# 3/4 ton Chevy to 1 ton dually



## KENNY V (Mar 21, 2002)

I have a 1984 3/4 ton Chevy I would like to make it a dually. It has the big 14 bolt 10.5 rear end . Iwas told all i have to do is change the brake drums.Can anyone give me any info on this ? Thanks


----------



## 2401 (Feb 3, 2001)

I think there may be a little more to it than that - because the hub/drum assembly comes off as a unit, and the dually hubs stick out farther than the SRW ones meaning the axleshafts will be a different length. (Being a full-floater axle the hubs don't just slide off the wheel studs, rather the hub and drum are a complete assembly held onto the spindle by a locknut. On the full-floater axle the shaft only transmits power, the axle tube carries all the weight)

My '75 was orginanlly built as an SRW 1-ton, I put the duallies on it by swapping in a complete rear axle. IMO that's your better plan if you intend to go that route.

Remember too that the 3/4-ton frame is quite a bit different than the 1-ton unit: rear shocks mount outboard on the 3/4, inboard on the 1-ton, and the 3/4 ton frame is lighter - the frame channel is 6" deep as opposed to 8" on the 1-ton.

So unless the duallies are for "looks" I don't really see any benefit to having them on a 3/4 ton.


----------



## dany (Aug 21, 2001)

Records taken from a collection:
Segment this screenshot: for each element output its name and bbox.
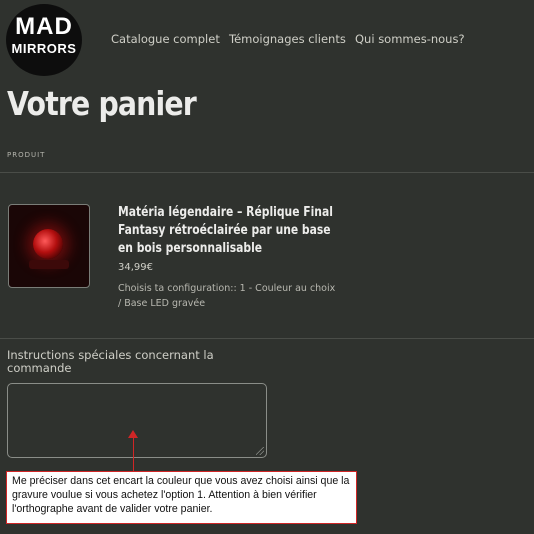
product-price: 34,99€ (118, 262, 153, 273)
resize-handle-icon[interactable] (256, 447, 264, 455)
logo-text-mad: MAD (15, 13, 73, 40)
materia-orb-image (33, 229, 63, 259)
led-base-image (29, 260, 69, 269)
instructions-textarea[interactable] (7, 383, 267, 458)
column-header-product: PRODUIT (7, 151, 46, 159)
product-title-link[interactable]: Matéria légendaire – Réplique Final Fant… (118, 204, 339, 258)
annotation-arrow-line (133, 436, 134, 472)
nav-link-testimonials[interactable]: Témoignages clients (229, 32, 346, 46)
annotation-callout: Me préciser dans cet encart la couleur q… (6, 471, 357, 524)
product-thumbnail[interactable] (8, 204, 90, 288)
annotation-arrow-head-icon (128, 430, 138, 438)
divider (0, 172, 534, 173)
instructions-label: Instructions spéciales concernant la com… (7, 348, 214, 375)
nav-link-about[interactable]: Qui sommes-nous? (355, 32, 465, 46)
brand-logo[interactable]: MAD MIRRORS (6, 4, 82, 76)
divider (0, 338, 534, 339)
nav-link-catalogue[interactable]: Catalogue complet (111, 32, 220, 46)
logo-text-mirrors: MIRRORS (11, 41, 77, 56)
product-config: Choisis ta configuration:: 1 - Couleur a… (118, 283, 336, 309)
page-title: Votre panier (7, 84, 197, 123)
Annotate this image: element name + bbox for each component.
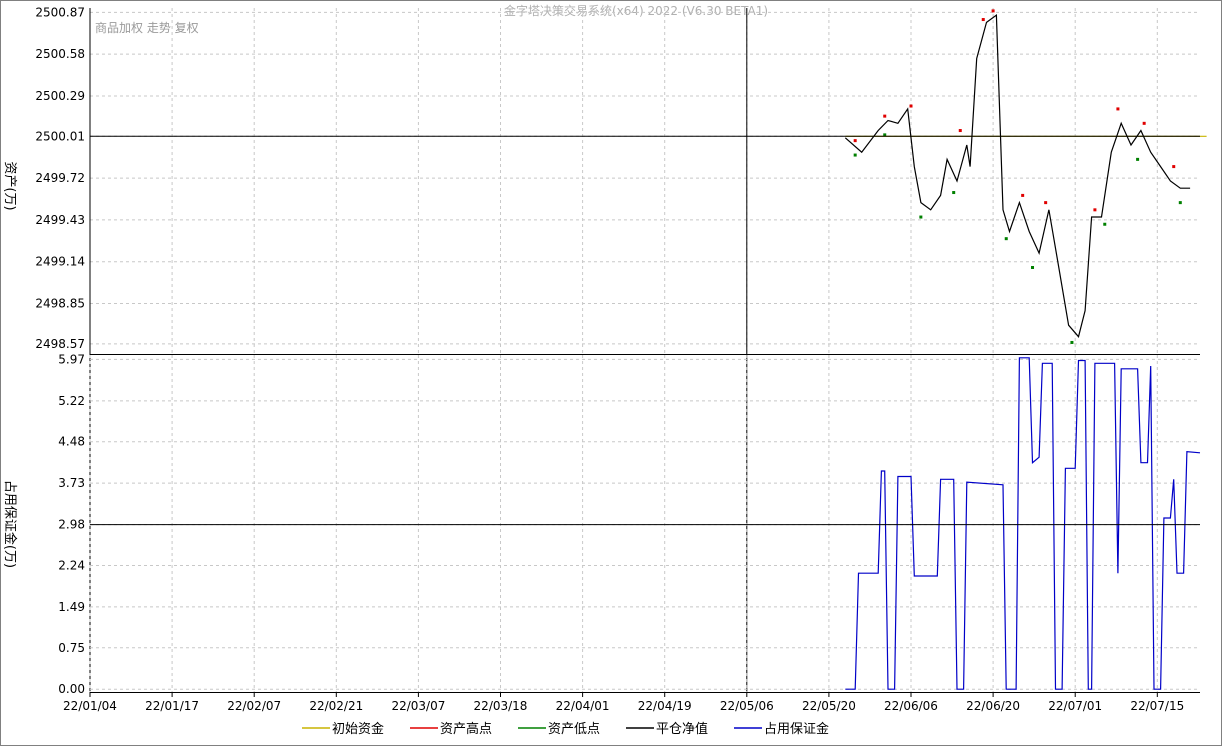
margin-panel-y-tick-label: 3.73 xyxy=(58,476,85,490)
asset-marker-point xyxy=(1021,193,1025,197)
asset-marker-point xyxy=(1070,340,1074,344)
x-tick-label: 22/07/01 xyxy=(1048,699,1102,713)
asset-panel-y-tick-label: 2500.29 xyxy=(35,89,85,103)
asset-marker-point xyxy=(1172,165,1176,169)
asset-marker-point xyxy=(991,9,995,13)
x-tick-label: 22/03/07 xyxy=(391,699,445,713)
margin-panel-y-tick-label: 5.22 xyxy=(58,394,85,408)
x-tick-label: 22/02/07 xyxy=(227,699,281,713)
legend-label: 平仓净值 xyxy=(656,721,708,737)
x-tick-label: 22/07/15 xyxy=(1130,699,1184,713)
asset-marker-point xyxy=(952,191,956,195)
asset-panel-y-tick-label: 2499.14 xyxy=(35,255,85,269)
asset-panel-y-tick-label: 2500.87 xyxy=(35,5,85,19)
asset-marker-point xyxy=(909,104,913,108)
legend-label: 资产高点 xyxy=(440,721,492,737)
asset-marker-point xyxy=(853,153,857,157)
margin-panel-y-tick-label: 5.97 xyxy=(58,352,85,366)
x-tick-label: 22/05/06 xyxy=(720,699,774,713)
x-tick-label: 22/05/20 xyxy=(802,699,856,713)
asset-marker-point xyxy=(1136,157,1140,161)
asset-marker-point xyxy=(883,114,887,118)
asset-marker-point xyxy=(853,139,857,143)
x-tick-label: 22/01/17 xyxy=(145,699,199,713)
margin-panel-y-tick-label: 0.75 xyxy=(58,641,85,655)
x-tick-label: 22/02/21 xyxy=(309,699,363,713)
margin-panel-y-tick-label: 1.49 xyxy=(58,600,85,614)
margin-panel-y-tick-label: 0.00 xyxy=(58,682,85,696)
x-tick-label: 22/06/06 xyxy=(884,699,938,713)
asset-marker-point xyxy=(1031,266,1035,269)
asset-panel-y-tick-label: 2498.85 xyxy=(35,297,85,311)
x-tick-label: 22/06/20 xyxy=(966,699,1020,713)
asset-marker-point xyxy=(1093,208,1097,212)
margin-panel-y-tick-label: 2.98 xyxy=(58,518,85,532)
toolbar-label[interactable]: 商品加权 走势 复权 xyxy=(95,20,199,35)
asset-panel-y-tick-label: 2498.57 xyxy=(35,337,85,351)
asset-marker-point xyxy=(1178,201,1182,205)
x-tick-label: 22/04/01 xyxy=(556,699,610,713)
x-tick-label: 22/03/18 xyxy=(474,699,528,713)
legend-label: 占用保证金 xyxy=(764,721,829,737)
asset-marker-point xyxy=(1116,107,1120,111)
asset-marker-point xyxy=(919,215,923,219)
asset-marker-point xyxy=(981,18,985,22)
margin-panel-y-tick-label: 2.24 xyxy=(58,558,85,572)
margin-panel-y-tick-label: 4.48 xyxy=(58,435,85,449)
asset-marker-point xyxy=(958,129,962,133)
chart-canvas: 金字塔决策交易系统(x64) 2022 (V6.30 BETA1) 商品加权 走… xyxy=(0,0,1222,746)
legend-label: 初始资金 xyxy=(332,721,384,737)
asset-marker-point xyxy=(1142,121,1146,125)
asset-y-axis-label: 资产(万) xyxy=(2,161,17,210)
x-tick-label: 22/04/19 xyxy=(638,699,692,713)
window-title: 金字塔决策交易系统(x64) 2022 (V6.30 BETA1) xyxy=(504,3,768,18)
asset-marker-point xyxy=(1044,201,1048,205)
asset-panel-y-tick-label: 2499.72 xyxy=(35,171,85,185)
asset-panel-y-tick-label: 2500.01 xyxy=(35,129,85,143)
asset-panel-y-tick-label: 2499.43 xyxy=(35,213,85,227)
asset-marker-point xyxy=(1004,237,1008,241)
asset-marker-point xyxy=(1103,222,1107,226)
x-tick-label: 22/01/04 xyxy=(63,699,117,713)
legend-label: 资产低点 xyxy=(548,722,600,737)
margin-y-axis-label: 占用保证金(万) xyxy=(2,480,18,568)
asset-panel-y-tick-label: 2500.58 xyxy=(35,47,85,61)
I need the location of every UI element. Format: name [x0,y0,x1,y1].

**Requirements:**
1. Please list the usernames that head the posts in the forum thread about converting a 3/4 ton Chevy to a dually.
2. Write the next part of the forum thread about converting a 3/4 ton Chevy to a dually, starting after its final line.

**The answers:**
1.
KENNY V
2401
dany

2.
About five years ago my father wanted to put dulies on his 86 3/4 ton and the only realistic option would have been to swap the whole axle for a 3/4 ton axle with smaller brakes or to go to a one ton rearend. He decided to leave it alone since it was impossible to find a good rearend with the small brakes and the same gear ratio.


----------



## Mike Fronczak (Nov 28, 2001)

Unless just for looks don't waste your time or money. I bought a srw truck that had been converted(at the time I didn't realize it, was young)to a duelly with a dump box. Gvw was 9,000, went to quary one day to pick up stone, empty truck weighed 7,800. I was always overweight, no matter how much I didn't want to be. 
Luckily I never got stopped. If a screening plant didn't listen, I was in deep, one guy loaded it so heavy the hitch was only like 4" off the ground. Hope this helps. Oh & stopping wasn't to much fun, even though all brakes were new & properly adjusted.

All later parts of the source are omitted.